TASK -> Exactly reproduce the lines from the line bearing "Extract the structured" through the end of the listing, inclusive of both; pictures are to be omitted.

Chart and figure data:
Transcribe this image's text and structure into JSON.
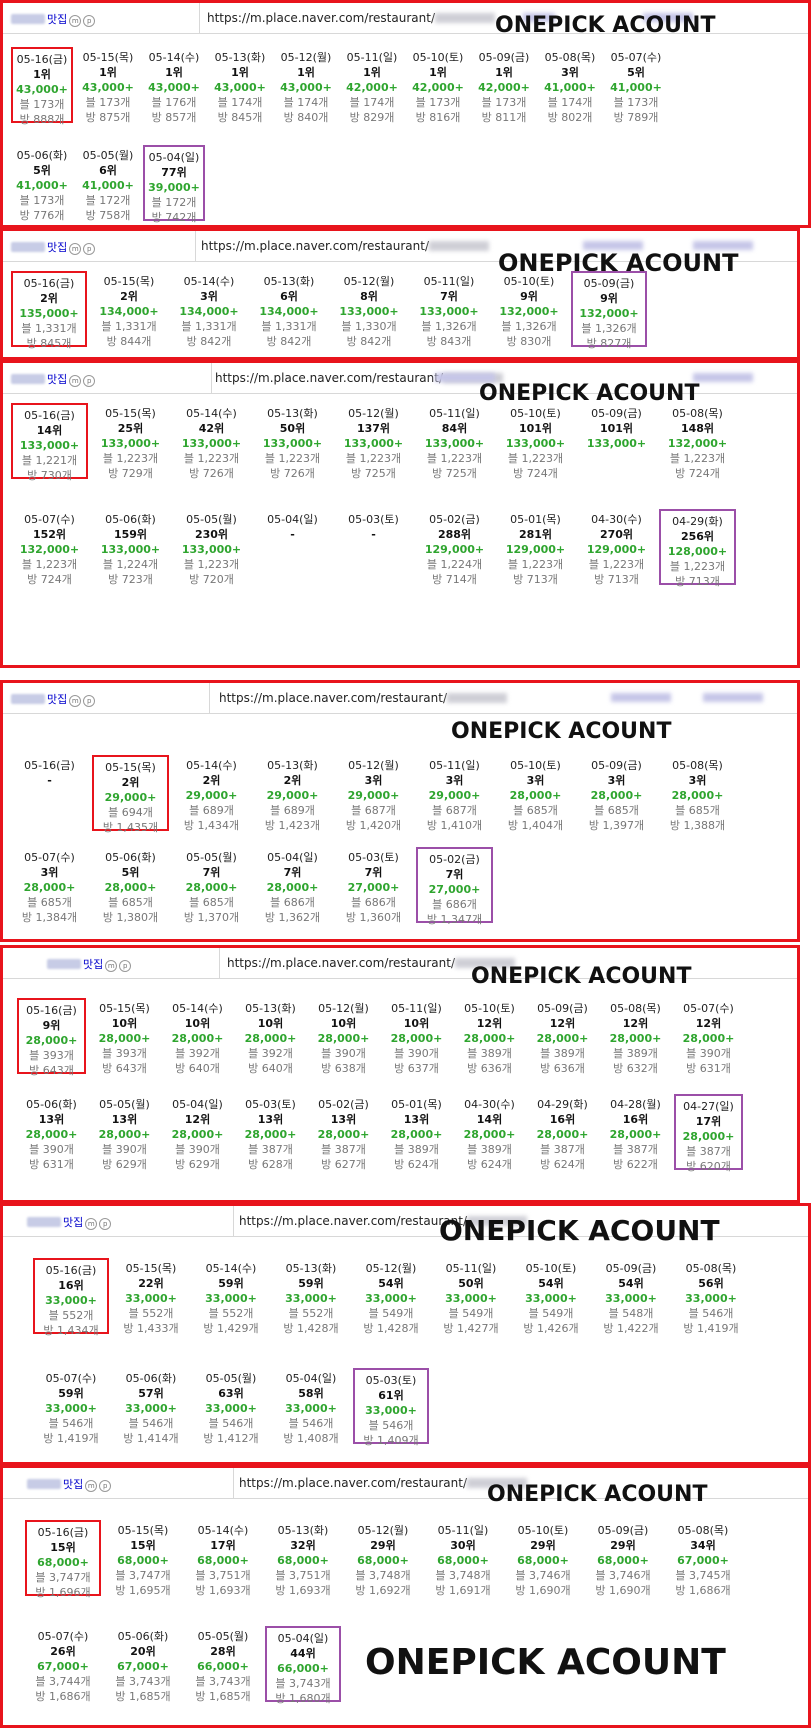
{
  "keyword": "맛집",
  "url": "https://m.place.naver.com/restaurant/",
  "watermark": "ONEPICK ACOUNT",
  "panels": [
    {
      "rows": [
        [
          [
            "05-16(금)",
            "1위",
            "43,000+",
            "블 173개",
            "방 888개",
            "red"
          ],
          [
            "05-15(목)",
            "1위",
            "43,000+",
            "블 173개",
            "방 875개",
            ""
          ],
          [
            "05-14(수)",
            "1위",
            "43,000+",
            "블 176개",
            "방 857개",
            ""
          ],
          [
            "05-13(화)",
            "1위",
            "43,000+",
            "블 174개",
            "방 845개",
            ""
          ],
          [
            "05-12(월)",
            "1위",
            "43,000+",
            "블 174개",
            "방 840개",
            ""
          ],
          [
            "05-11(일)",
            "1위",
            "42,000+",
            "블 174개",
            "방 829개",
            ""
          ],
          [
            "05-10(토)",
            "1위",
            "42,000+",
            "블 173개",
            "방 816개",
            ""
          ],
          [
            "05-09(금)",
            "1위",
            "42,000+",
            "블 173개",
            "방 811개",
            ""
          ],
          [
            "05-08(목)",
            "3위",
            "41,000+",
            "블 174개",
            "방 802개",
            ""
          ],
          [
            "05-07(수)",
            "5위",
            "41,000+",
            "블 173개",
            "방 789개",
            ""
          ]
        ],
        [
          [
            "05-06(화)",
            "5위",
            "41,000+",
            "블 173개",
            "방 776개",
            ""
          ],
          [
            "05-05(월)",
            "6위",
            "41,000+",
            "블 172개",
            "방 758개",
            ""
          ],
          [
            "05-04(일)",
            "77위",
            "39,000+",
            "블 172개",
            "방 742개",
            "purple"
          ]
        ]
      ]
    },
    {
      "rows": [
        [
          [
            "05-16(금)",
            "2위",
            "135,000+",
            "블 1,331개",
            "방 845개",
            "red"
          ],
          [
            "05-15(목)",
            "2위",
            "134,000+",
            "블 1,331개",
            "방 844개",
            ""
          ],
          [
            "05-14(수)",
            "3위",
            "134,000+",
            "블 1,331개",
            "방 842개",
            ""
          ],
          [
            "05-13(화)",
            "6위",
            "134,000+",
            "블 1,331개",
            "방 842개",
            ""
          ],
          [
            "05-12(월)",
            "8위",
            "133,000+",
            "블 1,330개",
            "방 842개",
            ""
          ],
          [
            "05-11(일)",
            "7위",
            "133,000+",
            "블 1,326개",
            "방 843개",
            ""
          ],
          [
            "05-10(토)",
            "9위",
            "132,000+",
            "블 1,326개",
            "방 830개",
            ""
          ],
          [
            "05-09(금)",
            "9위",
            "132,000+",
            "블 1,326개",
            "방 827개",
            "purple"
          ]
        ]
      ]
    },
    {
      "rows": [
        [
          [
            "05-16(금)",
            "14위",
            "133,000+",
            "블 1,221개",
            "방 730개",
            "red"
          ],
          [
            "05-15(목)",
            "25위",
            "133,000+",
            "블 1,223개",
            "방 729개",
            ""
          ],
          [
            "05-14(수)",
            "42위",
            "133,000+",
            "블 1,223개",
            "방 726개",
            ""
          ],
          [
            "05-13(화)",
            "50위",
            "133,000+",
            "블 1,223개",
            "방 726개",
            ""
          ],
          [
            "05-12(월)",
            "137위",
            "133,000+",
            "블 1,223개",
            "방 725개",
            ""
          ],
          [
            "05-11(일)",
            "84위",
            "133,000+",
            "블 1,223개",
            "방 725개",
            ""
          ],
          [
            "05-10(토)",
            "101위",
            "133,000+",
            "블 1,223개",
            "방 724개",
            ""
          ],
          [
            "05-09(금)",
            "101위",
            "133,000+",
            "",
            "",
            ""
          ],
          [
            "05-08(목)",
            "148위",
            "132,000+",
            "블 1,223개",
            "방 724개",
            ""
          ]
        ],
        [
          [
            "05-07(수)",
            "152위",
            "132,000+",
            "블 1,223개",
            "방 724개",
            ""
          ],
          [
            "05-06(화)",
            "159위",
            "133,000+",
            "블 1,224개",
            "방 723개",
            ""
          ],
          [
            "05-05(월)",
            "230위",
            "133,000+",
            "블 1,223개",
            "방 720개",
            ""
          ],
          [
            "05-04(일)",
            "-",
            "",
            "",
            "",
            ""
          ],
          [
            "05-03(토)",
            "-",
            "",
            "",
            "",
            ""
          ],
          [
            "05-02(금)",
            "288위",
            "129,000+",
            "블 1,224개",
            "방 714개",
            ""
          ],
          [
            "05-01(목)",
            "281위",
            "129,000+",
            "블 1,223개",
            "방 713개",
            ""
          ],
          [
            "04-30(수)",
            "270위",
            "129,000+",
            "블 1,223개",
            "방 713개",
            ""
          ],
          [
            "04-29(화)",
            "256위",
            "128,000+",
            "블 1,223개",
            "방 713개",
            "purple"
          ]
        ]
      ]
    },
    {
      "rows": [
        [
          [
            "05-16(금)",
            "-",
            "",
            "",
            "",
            ""
          ],
          [
            "05-15(목)",
            "2위",
            "29,000+",
            "블 694개",
            "방 1,435개",
            "red"
          ],
          [
            "05-14(수)",
            "2위",
            "29,000+",
            "블 689개",
            "방 1,434개",
            ""
          ],
          [
            "05-13(화)",
            "2위",
            "29,000+",
            "블 689개",
            "방 1,423개",
            ""
          ],
          [
            "05-12(월)",
            "3위",
            "29,000+",
            "블 687개",
            "방 1,420개",
            ""
          ],
          [
            "05-11(일)",
            "3위",
            "29,000+",
            "블 687개",
            "방 1,410개",
            ""
          ],
          [
            "05-10(토)",
            "3위",
            "28,000+",
            "블 685개",
            "방 1,404개",
            ""
          ],
          [
            "05-09(금)",
            "3위",
            "28,000+",
            "블 685개",
            "방 1,397개",
            ""
          ],
          [
            "05-08(목)",
            "3위",
            "28,000+",
            "블 685개",
            "방 1,388개",
            ""
          ]
        ],
        [
          [
            "05-07(수)",
            "3위",
            "28,000+",
            "블 685개",
            "방 1,384개",
            ""
          ],
          [
            "05-06(화)",
            "5위",
            "28,000+",
            "블 685개",
            "방 1,380개",
            ""
          ],
          [
            "05-05(월)",
            "7위",
            "28,000+",
            "블 685개",
            "방 1,370개",
            ""
          ],
          [
            "05-04(일)",
            "7위",
            "28,000+",
            "블 686개",
            "방 1,362개",
            ""
          ],
          [
            "05-03(토)",
            "7위",
            "27,000+",
            "블 686개",
            "방 1,360개",
            ""
          ],
          [
            "05-02(금)",
            "7위",
            "27,000+",
            "블 686개",
            "방 1,347개",
            "purple"
          ]
        ]
      ]
    },
    {
      "rows": [
        [
          [
            "05-16(금)",
            "9위",
            "28,000+",
            "블 393개",
            "방 643개",
            "red"
          ],
          [
            "05-15(목)",
            "10위",
            "28,000+",
            "블 393개",
            "방 643개",
            ""
          ],
          [
            "05-14(수)",
            "10위",
            "28,000+",
            "블 392개",
            "방 640개",
            ""
          ],
          [
            "05-13(화)",
            "10위",
            "28,000+",
            "블 392개",
            "방 640개",
            ""
          ],
          [
            "05-12(월)",
            "10위",
            "28,000+",
            "블 390개",
            "방 638개",
            ""
          ],
          [
            "05-11(일)",
            "10위",
            "28,000+",
            "블 390개",
            "방 637개",
            ""
          ],
          [
            "05-10(토)",
            "12위",
            "28,000+",
            "블 389개",
            "방 636개",
            ""
          ],
          [
            "05-09(금)",
            "12위",
            "28,000+",
            "블 389개",
            "방 636개",
            ""
          ],
          [
            "05-08(목)",
            "12위",
            "28,000+",
            "블 389개",
            "방 632개",
            ""
          ],
          [
            "05-07(수)",
            "12위",
            "28,000+",
            "블 390개",
            "방 631개",
            ""
          ]
        ],
        [
          [
            "05-06(화)",
            "13위",
            "28,000+",
            "블 390개",
            "방 631개",
            ""
          ],
          [
            "05-05(월)",
            "13위",
            "28,000+",
            "블 390개",
            "방 629개",
            ""
          ],
          [
            "05-04(일)",
            "12위",
            "28,000+",
            "블 390개",
            "방 629개",
            ""
          ],
          [
            "05-03(토)",
            "13위",
            "28,000+",
            "블 387개",
            "방 628개",
            ""
          ],
          [
            "05-02(금)",
            "13위",
            "28,000+",
            "블 387개",
            "방 627개",
            ""
          ],
          [
            "05-01(목)",
            "13위",
            "28,000+",
            "블 389개",
            "방 624개",
            ""
          ],
          [
            "04-30(수)",
            "14위",
            "28,000+",
            "블 389개",
            "방 624개",
            ""
          ],
          [
            "04-29(화)",
            "16위",
            "28,000+",
            "블 387개",
            "방 624개",
            ""
          ],
          [
            "04-28(월)",
            "16위",
            "28,000+",
            "블 387개",
            "방 622개",
            ""
          ],
          [
            "04-27(일)",
            "17위",
            "28,000+",
            "블 387개",
            "방 620개",
            "purple"
          ]
        ]
      ]
    },
    {
      "rows": [
        [
          [
            "05-16(금)",
            "16위",
            "33,000+",
            "블 552개",
            "방 1,434개",
            "red"
          ],
          [
            "05-15(목)",
            "22위",
            "33,000+",
            "블 552개",
            "방 1,433개",
            ""
          ],
          [
            "05-14(수)",
            "59위",
            "33,000+",
            "블 552개",
            "방 1,429개",
            ""
          ],
          [
            "05-13(화)",
            "59위",
            "33,000+",
            "블 552개",
            "방 1,428개",
            ""
          ],
          [
            "05-12(월)",
            "54위",
            "33,000+",
            "블 549개",
            "방 1,428개",
            ""
          ],
          [
            "05-11(일)",
            "50위",
            "33,000+",
            "블 549개",
            "방 1,427개",
            ""
          ],
          [
            "05-10(토)",
            "54위",
            "33,000+",
            "블 549개",
            "방 1,426개",
            ""
          ],
          [
            "05-09(금)",
            "54위",
            "33,000+",
            "블 548개",
            "방 1,422개",
            ""
          ],
          [
            "05-08(목)",
            "56위",
            "33,000+",
            "블 546개",
            "방 1,419개",
            ""
          ]
        ],
        [
          [
            "05-07(수)",
            "59위",
            "33,000+",
            "블 546개",
            "방 1,419개",
            ""
          ],
          [
            "05-06(화)",
            "57위",
            "33,000+",
            "블 546개",
            "방 1,414개",
            ""
          ],
          [
            "05-05(월)",
            "63위",
            "33,000+",
            "블 546개",
            "방 1,412개",
            ""
          ],
          [
            "05-04(일)",
            "58위",
            "33,000+",
            "블 546개",
            "방 1,408개",
            ""
          ],
          [
            "05-03(토)",
            "61위",
            "33,000+",
            "블 546개",
            "방 1,409개",
            "purple"
          ]
        ]
      ]
    },
    {
      "rows": [
        [
          [
            "05-16(금)",
            "15위",
            "68,000+",
            "블 3,747개",
            "방 1,696개",
            "red"
          ],
          [
            "05-15(목)",
            "15위",
            "68,000+",
            "블 3,747개",
            "방 1,695개",
            ""
          ],
          [
            "05-14(수)",
            "17위",
            "68,000+",
            "블 3,751개",
            "방 1,693개",
            ""
          ],
          [
            "05-13(화)",
            "32위",
            "68,000+",
            "블 3,751개",
            "방 1,693개",
            ""
          ],
          [
            "05-12(월)",
            "29위",
            "68,000+",
            "블 3,748개",
            "방 1,692개",
            ""
          ],
          [
            "05-11(일)",
            "30위",
            "68,000+",
            "블 3,748개",
            "방 1,691개",
            ""
          ],
          [
            "05-10(토)",
            "29위",
            "68,000+",
            "블 3,746개",
            "방 1,690개",
            ""
          ],
          [
            "05-09(금)",
            "29위",
            "68,000+",
            "블 3,746개",
            "방 1,690개",
            ""
          ],
          [
            "05-08(목)",
            "34위",
            "67,000+",
            "블 3,745개",
            "방 1,686개",
            ""
          ]
        ],
        [
          [
            "05-07(수)",
            "26위",
            "67,000+",
            "블 3,744개",
            "방 1,686개",
            ""
          ],
          [
            "05-06(화)",
            "20위",
            "67,000+",
            "블 3,743개",
            "방 1,685개",
            ""
          ],
          [
            "05-05(월)",
            "28위",
            "66,000+",
            "블 3,743개",
            "방 1,685개",
            ""
          ],
          [
            "05-04(일)",
            "44위",
            "66,000+",
            "블 3,743개",
            "방 1,680개",
            "purple"
          ]
        ]
      ]
    }
  ]
}
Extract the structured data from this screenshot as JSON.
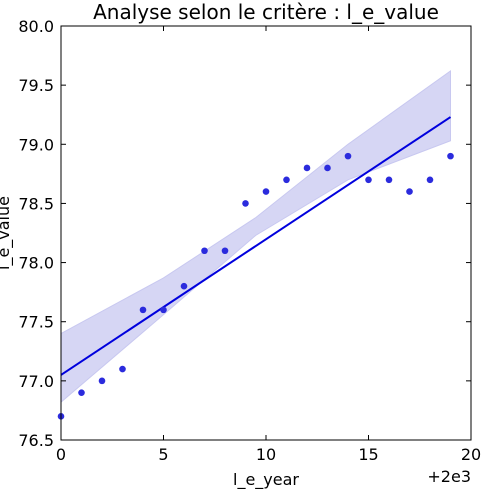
{
  "chart_data": {
    "type": "scatter",
    "title": "Analyse selon le critère : l_e_value",
    "xlabel": "l_e_year",
    "ylabel": "l_e_value",
    "x_offset_label": "+2e3",
    "xlim": [
      0,
      20
    ],
    "ylim": [
      76.5,
      80.0
    ],
    "xticks": [
      0,
      5,
      10,
      15,
      20
    ],
    "yticks": [
      76.5,
      77.0,
      77.5,
      78.0,
      78.5,
      79.0,
      79.5,
      80.0
    ],
    "xtick_labels": [
      "0",
      "5",
      "10",
      "15",
      "20"
    ],
    "ytick_labels": [
      "76.5",
      "77.0",
      "77.5",
      "78.0",
      "78.5",
      "79.0",
      "79.5",
      "80.0"
    ],
    "grid": false,
    "point_color": "#2b2bdd",
    "line_color": "#0000dd",
    "band_color": "#c8c8f0",
    "series": [
      {
        "x": [
          0,
          1,
          2,
          3,
          4,
          5,
          6,
          7,
          8,
          9,
          10,
          11,
          12,
          13,
          14,
          15,
          16,
          17,
          18,
          19
        ],
        "y": [
          76.7,
          76.9,
          77.0,
          77.1,
          77.6,
          77.6,
          77.8,
          78.1,
          78.1,
          78.5,
          78.6,
          78.7,
          78.8,
          78.8,
          78.9,
          78.7,
          78.7,
          78.6,
          78.7,
          78.9
        ]
      }
    ],
    "regression": {
      "x": [
        0,
        19
      ],
      "y": [
        77.05,
        79.23
      ],
      "ci_band": {
        "x": [
          0,
          5,
          9.5,
          14,
          19
        ],
        "lower": [
          76.82,
          77.56,
          78.23,
          78.7,
          79.03
        ],
        "upper": [
          77.4,
          77.87,
          78.38,
          79.0,
          79.62
        ]
      }
    }
  }
}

EXERCISE SOLUTION ->
Extract the structured data from this screenshot as JSON.
{
  "chart_data": {
    "type": "scatter",
    "title": "Analyse selon le critère : l_e_value",
    "xlabel": "l_e_year",
    "ylabel": "l_e_value",
    "x_offset_label": "+2e3",
    "xlim": [
      0,
      20
    ],
    "ylim": [
      76.5,
      80.0
    ],
    "xticks": [
      0,
      5,
      10,
      15,
      20
    ],
    "yticks": [
      76.5,
      77.0,
      77.5,
      78.0,
      78.5,
      79.0,
      79.5,
      80.0
    ],
    "xtick_labels": [
      "0",
      "5",
      "10",
      "15",
      "20"
    ],
    "ytick_labels": [
      "76.5",
      "77.0",
      "77.5",
      "78.0",
      "78.5",
      "79.0",
      "79.5",
      "80.0"
    ],
    "grid": false,
    "point_color": "#2b2bdd",
    "line_color": "#0000dd",
    "band_color": "#c8c8f0",
    "series": [
      {
        "x": [
          0,
          1,
          2,
          3,
          4,
          5,
          6,
          7,
          8,
          9,
          10,
          11,
          12,
          13,
          14,
          15,
          16,
          17,
          18,
          19
        ],
        "y": [
          76.7,
          76.9,
          77.0,
          77.1,
          77.6,
          77.6,
          77.8,
          78.1,
          78.1,
          78.5,
          78.6,
          78.7,
          78.8,
          78.8,
          78.9,
          78.7,
          78.7,
          78.6,
          78.7,
          78.9
        ]
      }
    ],
    "regression": {
      "x": [
        0,
        19
      ],
      "y": [
        77.05,
        79.23
      ],
      "ci_band": {
        "x": [
          0,
          5,
          9.5,
          14,
          19
        ],
        "lower": [
          76.82,
          77.56,
          78.23,
          78.7,
          79.03
        ],
        "upper": [
          77.4,
          77.87,
          78.38,
          79.0,
          79.62
        ]
      }
    }
  }
}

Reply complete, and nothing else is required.